Quote every line below exactly as it reads.
---------- DATASET EXTRACT
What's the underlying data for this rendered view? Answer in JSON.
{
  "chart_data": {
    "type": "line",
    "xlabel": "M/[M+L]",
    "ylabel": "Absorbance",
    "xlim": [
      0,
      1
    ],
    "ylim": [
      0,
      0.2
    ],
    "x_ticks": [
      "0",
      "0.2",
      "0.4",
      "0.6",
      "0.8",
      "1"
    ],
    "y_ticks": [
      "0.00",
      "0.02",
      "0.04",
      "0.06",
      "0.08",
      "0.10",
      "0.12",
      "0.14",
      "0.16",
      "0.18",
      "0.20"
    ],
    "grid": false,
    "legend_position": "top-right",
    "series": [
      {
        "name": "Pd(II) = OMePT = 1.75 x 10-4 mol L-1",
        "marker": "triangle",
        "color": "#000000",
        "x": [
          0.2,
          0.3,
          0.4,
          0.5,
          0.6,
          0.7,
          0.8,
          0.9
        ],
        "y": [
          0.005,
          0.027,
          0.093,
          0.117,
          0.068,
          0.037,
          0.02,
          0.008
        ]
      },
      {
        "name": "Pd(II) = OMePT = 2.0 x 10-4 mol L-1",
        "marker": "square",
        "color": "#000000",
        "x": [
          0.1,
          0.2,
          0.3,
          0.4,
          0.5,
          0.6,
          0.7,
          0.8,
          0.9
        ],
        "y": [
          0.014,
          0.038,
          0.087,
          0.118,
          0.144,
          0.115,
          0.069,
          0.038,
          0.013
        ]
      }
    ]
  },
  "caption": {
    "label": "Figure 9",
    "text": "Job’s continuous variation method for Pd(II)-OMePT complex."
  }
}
--------------------
ANSWER IN FULL »
What's the underlying data for this rendered view? Answer in JSON.
{
  "chart_data": {
    "type": "line",
    "xlabel": "M/[M+L]",
    "ylabel": "Absorbance",
    "xlim": [
      0,
      1
    ],
    "ylim": [
      0,
      0.2
    ],
    "x_ticks": [
      "0",
      "0.2",
      "0.4",
      "0.6",
      "0.8",
      "1"
    ],
    "y_ticks": [
      "0.00",
      "0.02",
      "0.04",
      "0.06",
      "0.08",
      "0.10",
      "0.12",
      "0.14",
      "0.16",
      "0.18",
      "0.20"
    ],
    "grid": false,
    "legend_position": "top-right",
    "series": [
      {
        "name": "Pd(II) = OMePT = 1.75 x 10-4 mol L-1",
        "marker": "triangle",
        "color": "#000000",
        "x": [
          0.2,
          0.3,
          0.4,
          0.5,
          0.6,
          0.7,
          0.8,
          0.9
        ],
        "y": [
          0.005,
          0.027,
          0.093,
          0.117,
          0.068,
          0.037,
          0.02,
          0.008
        ]
      },
      {
        "name": "Pd(II) = OMePT = 2.0 x 10-4 mol L-1",
        "marker": "square",
        "color": "#000000",
        "x": [
          0.1,
          0.2,
          0.3,
          0.4,
          0.5,
          0.6,
          0.7,
          0.8,
          0.9
        ],
        "y": [
          0.014,
          0.038,
          0.087,
          0.118,
          0.144,
          0.115,
          0.069,
          0.038,
          0.013
        ]
      }
    ]
  },
  "caption": {
    "label": "Figure 9",
    "text": "Job’s continuous variation method for Pd(II)-OMePT complex."
  }
}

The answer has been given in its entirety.